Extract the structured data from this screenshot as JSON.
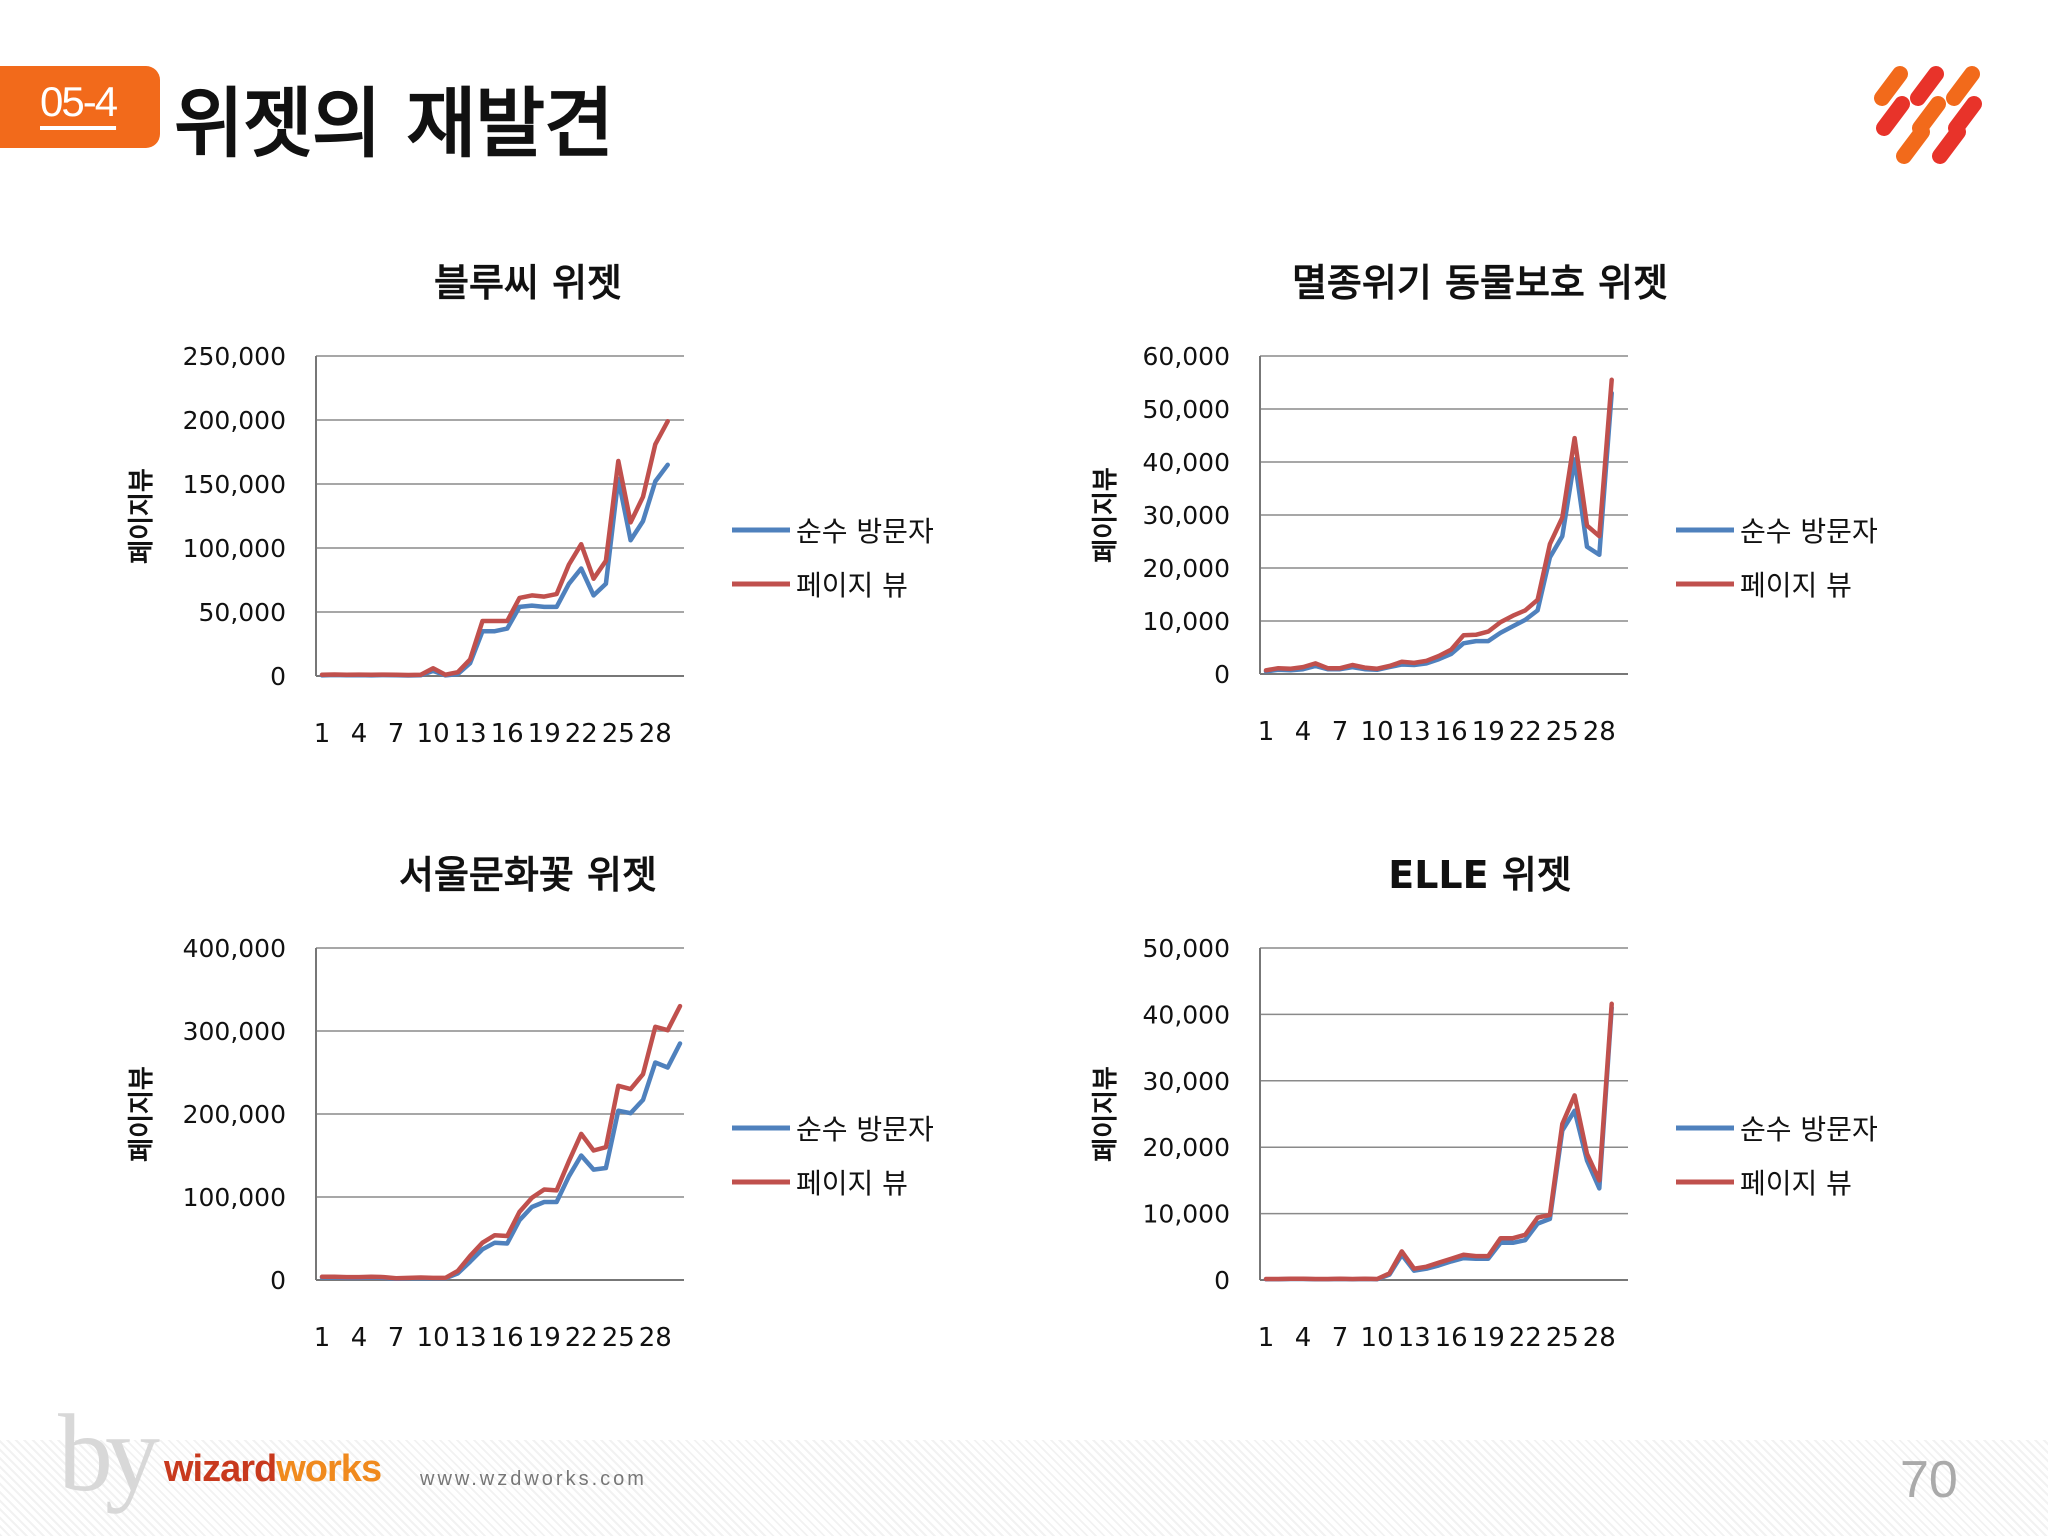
{
  "header": {
    "section_number": "05-4",
    "title": "위젯의 재발견"
  },
  "footer": {
    "by": "by",
    "brand_part1": "wizard",
    "brand_part2": "works",
    "url": "www.wzdworks.com",
    "page_number": "70"
  },
  "colors": {
    "accent": "#f26a1b",
    "series_visitors": "#4f81bd",
    "series_pageviews": "#c0504d"
  },
  "chart_data": [
    {
      "type": "line",
      "title": "블루씨 위젯",
      "ylabel": "페이지뷰",
      "xlabel": "",
      "ylim": [
        0,
        250000
      ],
      "yticks": [
        "0",
        "50,000",
        "100,000",
        "150,000",
        "200,000",
        "250,000"
      ],
      "x": [
        1,
        2,
        3,
        4,
        5,
        6,
        7,
        8,
        9,
        10,
        11,
        12,
        13,
        14,
        15,
        16,
        17,
        18,
        19,
        20,
        21,
        22,
        23,
        24,
        25,
        26,
        27,
        28,
        29,
        30
      ],
      "xtick_labels": [
        "1",
        "4",
        "7",
        "10",
        "13",
        "16",
        "19",
        "22",
        "25",
        "28"
      ],
      "legend_position": "right",
      "series": [
        {
          "name": "순수 방문자",
          "color": "#4f81bd",
          "values": [
            500,
            800,
            600,
            700,
            500,
            700,
            600,
            400,
            600,
            4000,
            500,
            1500,
            10000,
            35000,
            35000,
            37000,
            54000,
            55000,
            54000,
            54000,
            72000,
            84000,
            63000,
            72000,
            154000,
            106000,
            121000,
            152000,
            165000,
            null
          ]
        },
        {
          "name": "페이지 뷰",
          "color": "#c0504d",
          "values": [
            1000,
            1200,
            1000,
            1100,
            1000,
            1100,
            1000,
            800,
            1000,
            6000,
            1000,
            3000,
            13000,
            43000,
            43000,
            43000,
            61000,
            63000,
            62000,
            64000,
            87000,
            103000,
            76000,
            90000,
            168000,
            120000,
            140000,
            181000,
            199000,
            null
          ]
        }
      ]
    },
    {
      "type": "line",
      "title": "멸종위기 동물보호 위젯",
      "ylabel": "페이지뷰",
      "xlabel": "",
      "ylim": [
        0,
        60000
      ],
      "yticks": [
        "0",
        "10,000",
        "20,000",
        "30,000",
        "40,000",
        "50,000",
        "60,000"
      ],
      "x": [
        1,
        2,
        3,
        4,
        5,
        6,
        7,
        8,
        9,
        10,
        11,
        12,
        13,
        14,
        15,
        16,
        17,
        18,
        19,
        20,
        21,
        22,
        23,
        24,
        25,
        26,
        27,
        28,
        29,
        30
      ],
      "xtick_labels": [
        "1",
        "4",
        "7",
        "10",
        "13",
        "16",
        "19",
        "22",
        "25",
        "28"
      ],
      "legend_position": "right",
      "series": [
        {
          "name": "순수 방문자",
          "color": "#4f81bd",
          "values": [
            500,
            800,
            700,
            900,
            1500,
            900,
            900,
            1300,
            900,
            800,
            1300,
            1800,
            1700,
            2000,
            2800,
            3800,
            5800,
            6200,
            6200,
            7800,
            9000,
            10200,
            12000,
            22000,
            26000,
            40500,
            24000,
            22500,
            53000,
            null
          ]
        },
        {
          "name": "페이지 뷰",
          "color": "#c0504d",
          "values": [
            700,
            1100,
            1000,
            1300,
            2000,
            1100,
            1100,
            1700,
            1200,
            1000,
            1500,
            2300,
            2100,
            2500,
            3400,
            4600,
            7300,
            7400,
            8000,
            9800,
            11000,
            12000,
            14000,
            24500,
            29500,
            44500,
            28000,
            26000,
            55500,
            null
          ]
        }
      ]
    },
    {
      "type": "line",
      "title": "서울문화꽃 위젯",
      "ylabel": "페이지뷰",
      "xlabel": "",
      "ylim": [
        0,
        400000
      ],
      "yticks": [
        "0",
        "100,000",
        "200,000",
        "300,000",
        "400,000"
      ],
      "x": [
        1,
        2,
        3,
        4,
        5,
        6,
        7,
        8,
        9,
        10,
        11,
        12,
        13,
        14,
        15,
        16,
        17,
        18,
        19,
        20,
        21,
        22,
        23,
        24,
        25,
        26,
        27,
        28,
        29,
        30
      ],
      "xtick_labels": [
        "1",
        "4",
        "7",
        "10",
        "13",
        "16",
        "19",
        "22",
        "25",
        "28"
      ],
      "legend_position": "right",
      "series": [
        {
          "name": "순수 방문자",
          "color": "#4f81bd",
          "values": [
            3000,
            3000,
            2500,
            2500,
            3000,
            2500,
            1500,
            2000,
            2000,
            2000,
            2000,
            8000,
            22000,
            37000,
            45000,
            44000,
            72000,
            88000,
            94000,
            94000,
            125000,
            150000,
            133000,
            135000,
            204000,
            201000,
            217000,
            262000,
            256000,
            285000
          ]
        },
        {
          "name": "페이지 뷰",
          "color": "#c0504d",
          "values": [
            4000,
            4000,
            3500,
            3500,
            4000,
            3500,
            2000,
            2500,
            3000,
            2500,
            2500,
            11000,
            29000,
            45000,
            54000,
            53000,
            82000,
            99000,
            109000,
            108000,
            143000,
            176000,
            156000,
            160000,
            234000,
            230000,
            248000,
            305000,
            301000,
            330000
          ]
        }
      ]
    },
    {
      "type": "line",
      "title": "ELLE 위젯",
      "ylabel": "페이지뷰",
      "xlabel": "",
      "ylim": [
        0,
        50000
      ],
      "yticks": [
        "0",
        "10,000",
        "20,000",
        "30,000",
        "40,000",
        "50,000"
      ],
      "x": [
        1,
        2,
        3,
        4,
        5,
        6,
        7,
        8,
        9,
        10,
        11,
        12,
        13,
        14,
        15,
        16,
        17,
        18,
        19,
        20,
        21,
        22,
        23,
        24,
        25,
        26,
        27,
        28,
        29,
        30
      ],
      "xtick_labels": [
        "1",
        "4",
        "7",
        "10",
        "13",
        "16",
        "19",
        "22",
        "25",
        "28"
      ],
      "legend_position": "right",
      "series": [
        {
          "name": "순수 방문자",
          "color": "#4f81bd",
          "values": [
            100,
            100,
            150,
            150,
            100,
            100,
            150,
            100,
            150,
            100,
            800,
            3800,
            1400,
            1700,
            2200,
            2800,
            3300,
            3200,
            3200,
            5600,
            5600,
            6000,
            8500,
            9200,
            22500,
            25500,
            18000,
            13800,
            41000,
            null
          ]
        },
        {
          "name": "페이지 뷰",
          "color": "#c0504d",
          "values": [
            150,
            150,
            200,
            200,
            150,
            150,
            200,
            150,
            200,
            150,
            1000,
            4300,
            1700,
            2000,
            2600,
            3200,
            3800,
            3600,
            3600,
            6300,
            6300,
            6800,
            9400,
            9800,
            23500,
            27800,
            19000,
            15000,
            41600,
            null
          ]
        }
      ]
    }
  ]
}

══════════

The request. Can the entries above be repeated exactly, without their pictures?

Result below.
Extract the structured data from this screenshot as JSON.
{
  "header": {
    "section_number": "05-4",
    "title": "위젯의 재발견"
  },
  "footer": {
    "by": "by",
    "brand_part1": "wizard",
    "brand_part2": "works",
    "url": "www.wzdworks.com",
    "page_number": "70"
  },
  "colors": {
    "accent": "#f26a1b",
    "series_visitors": "#4f81bd",
    "series_pageviews": "#c0504d"
  },
  "chart_data": [
    {
      "type": "line",
      "title": "블루씨 위젯",
      "ylabel": "페이지뷰",
      "xlabel": "",
      "ylim": [
        0,
        250000
      ],
      "yticks": [
        "0",
        "50,000",
        "100,000",
        "150,000",
        "200,000",
        "250,000"
      ],
      "x": [
        1,
        2,
        3,
        4,
        5,
        6,
        7,
        8,
        9,
        10,
        11,
        12,
        13,
        14,
        15,
        16,
        17,
        18,
        19,
        20,
        21,
        22,
        23,
        24,
        25,
        26,
        27,
        28,
        29,
        30
      ],
      "xtick_labels": [
        "1",
        "4",
        "7",
        "10",
        "13",
        "16",
        "19",
        "22",
        "25",
        "28"
      ],
      "legend_position": "right",
      "series": [
        {
          "name": "순수 방문자",
          "color": "#4f81bd",
          "values": [
            500,
            800,
            600,
            700,
            500,
            700,
            600,
            400,
            600,
            4000,
            500,
            1500,
            10000,
            35000,
            35000,
            37000,
            54000,
            55000,
            54000,
            54000,
            72000,
            84000,
            63000,
            72000,
            154000,
            106000,
            121000,
            152000,
            165000,
            null
          ]
        },
        {
          "name": "페이지 뷰",
          "color": "#c0504d",
          "values": [
            1000,
            1200,
            1000,
            1100,
            1000,
            1100,
            1000,
            800,
            1000,
            6000,
            1000,
            3000,
            13000,
            43000,
            43000,
            43000,
            61000,
            63000,
            62000,
            64000,
            87000,
            103000,
            76000,
            90000,
            168000,
            120000,
            140000,
            181000,
            199000,
            null
          ]
        }
      ]
    },
    {
      "type": "line",
      "title": "멸종위기 동물보호 위젯",
      "ylabel": "페이지뷰",
      "xlabel": "",
      "ylim": [
        0,
        60000
      ],
      "yticks": [
        "0",
        "10,000",
        "20,000",
        "30,000",
        "40,000",
        "50,000",
        "60,000"
      ],
      "x": [
        1,
        2,
        3,
        4,
        5,
        6,
        7,
        8,
        9,
        10,
        11,
        12,
        13,
        14,
        15,
        16,
        17,
        18,
        19,
        20,
        21,
        22,
        23,
        24,
        25,
        26,
        27,
        28,
        29,
        30
      ],
      "xtick_labels": [
        "1",
        "4",
        "7",
        "10",
        "13",
        "16",
        "19",
        "22",
        "25",
        "28"
      ],
      "legend_position": "right",
      "series": [
        {
          "name": "순수 방문자",
          "color": "#4f81bd",
          "values": [
            500,
            800,
            700,
            900,
            1500,
            900,
            900,
            1300,
            900,
            800,
            1300,
            1800,
            1700,
            2000,
            2800,
            3800,
            5800,
            6200,
            6200,
            7800,
            9000,
            10200,
            12000,
            22000,
            26000,
            40500,
            24000,
            22500,
            53000,
            null
          ]
        },
        {
          "name": "페이지 뷰",
          "color": "#c0504d",
          "values": [
            700,
            1100,
            1000,
            1300,
            2000,
            1100,
            1100,
            1700,
            1200,
            1000,
            1500,
            2300,
            2100,
            2500,
            3400,
            4600,
            7300,
            7400,
            8000,
            9800,
            11000,
            12000,
            14000,
            24500,
            29500,
            44500,
            28000,
            26000,
            55500,
            null
          ]
        }
      ]
    },
    {
      "type": "line",
      "title": "서울문화꽃 위젯",
      "ylabel": "페이지뷰",
      "xlabel": "",
      "ylim": [
        0,
        400000
      ],
      "yticks": [
        "0",
        "100,000",
        "200,000",
        "300,000",
        "400,000"
      ],
      "x": [
        1,
        2,
        3,
        4,
        5,
        6,
        7,
        8,
        9,
        10,
        11,
        12,
        13,
        14,
        15,
        16,
        17,
        18,
        19,
        20,
        21,
        22,
        23,
        24,
        25,
        26,
        27,
        28,
        29,
        30
      ],
      "xtick_labels": [
        "1",
        "4",
        "7",
        "10",
        "13",
        "16",
        "19",
        "22",
        "25",
        "28"
      ],
      "legend_position": "right",
      "series": [
        {
          "name": "순수 방문자",
          "color": "#4f81bd",
          "values": [
            3000,
            3000,
            2500,
            2500,
            3000,
            2500,
            1500,
            2000,
            2000,
            2000,
            2000,
            8000,
            22000,
            37000,
            45000,
            44000,
            72000,
            88000,
            94000,
            94000,
            125000,
            150000,
            133000,
            135000,
            204000,
            201000,
            217000,
            262000,
            256000,
            285000
          ]
        },
        {
          "name": "페이지 뷰",
          "color": "#c0504d",
          "values": [
            4000,
            4000,
            3500,
            3500,
            4000,
            3500,
            2000,
            2500,
            3000,
            2500,
            2500,
            11000,
            29000,
            45000,
            54000,
            53000,
            82000,
            99000,
            109000,
            108000,
            143000,
            176000,
            156000,
            160000,
            234000,
            230000,
            248000,
            305000,
            301000,
            330000
          ]
        }
      ]
    },
    {
      "type": "line",
      "title": "ELLE 위젯",
      "ylabel": "페이지뷰",
      "xlabel": "",
      "ylim": [
        0,
        50000
      ],
      "yticks": [
        "0",
        "10,000",
        "20,000",
        "30,000",
        "40,000",
        "50,000"
      ],
      "x": [
        1,
        2,
        3,
        4,
        5,
        6,
        7,
        8,
        9,
        10,
        11,
        12,
        13,
        14,
        15,
        16,
        17,
        18,
        19,
        20,
        21,
        22,
        23,
        24,
        25,
        26,
        27,
        28,
        29,
        30
      ],
      "xtick_labels": [
        "1",
        "4",
        "7",
        "10",
        "13",
        "16",
        "19",
        "22",
        "25",
        "28"
      ],
      "legend_position": "right",
      "series": [
        {
          "name": "순수 방문자",
          "color": "#4f81bd",
          "values": [
            100,
            100,
            150,
            150,
            100,
            100,
            150,
            100,
            150,
            100,
            800,
            3800,
            1400,
            1700,
            2200,
            2800,
            3300,
            3200,
            3200,
            5600,
            5600,
            6000,
            8500,
            9200,
            22500,
            25500,
            18000,
            13800,
            41000,
            null
          ]
        },
        {
          "name": "페이지 뷰",
          "color": "#c0504d",
          "values": [
            150,
            150,
            200,
            200,
            150,
            150,
            200,
            150,
            200,
            150,
            1000,
            4300,
            1700,
            2000,
            2600,
            3200,
            3800,
            3600,
            3600,
            6300,
            6300,
            6800,
            9400,
            9800,
            23500,
            27800,
            19000,
            15000,
            41600,
            null
          ]
        }
      ]
    }
  ]
}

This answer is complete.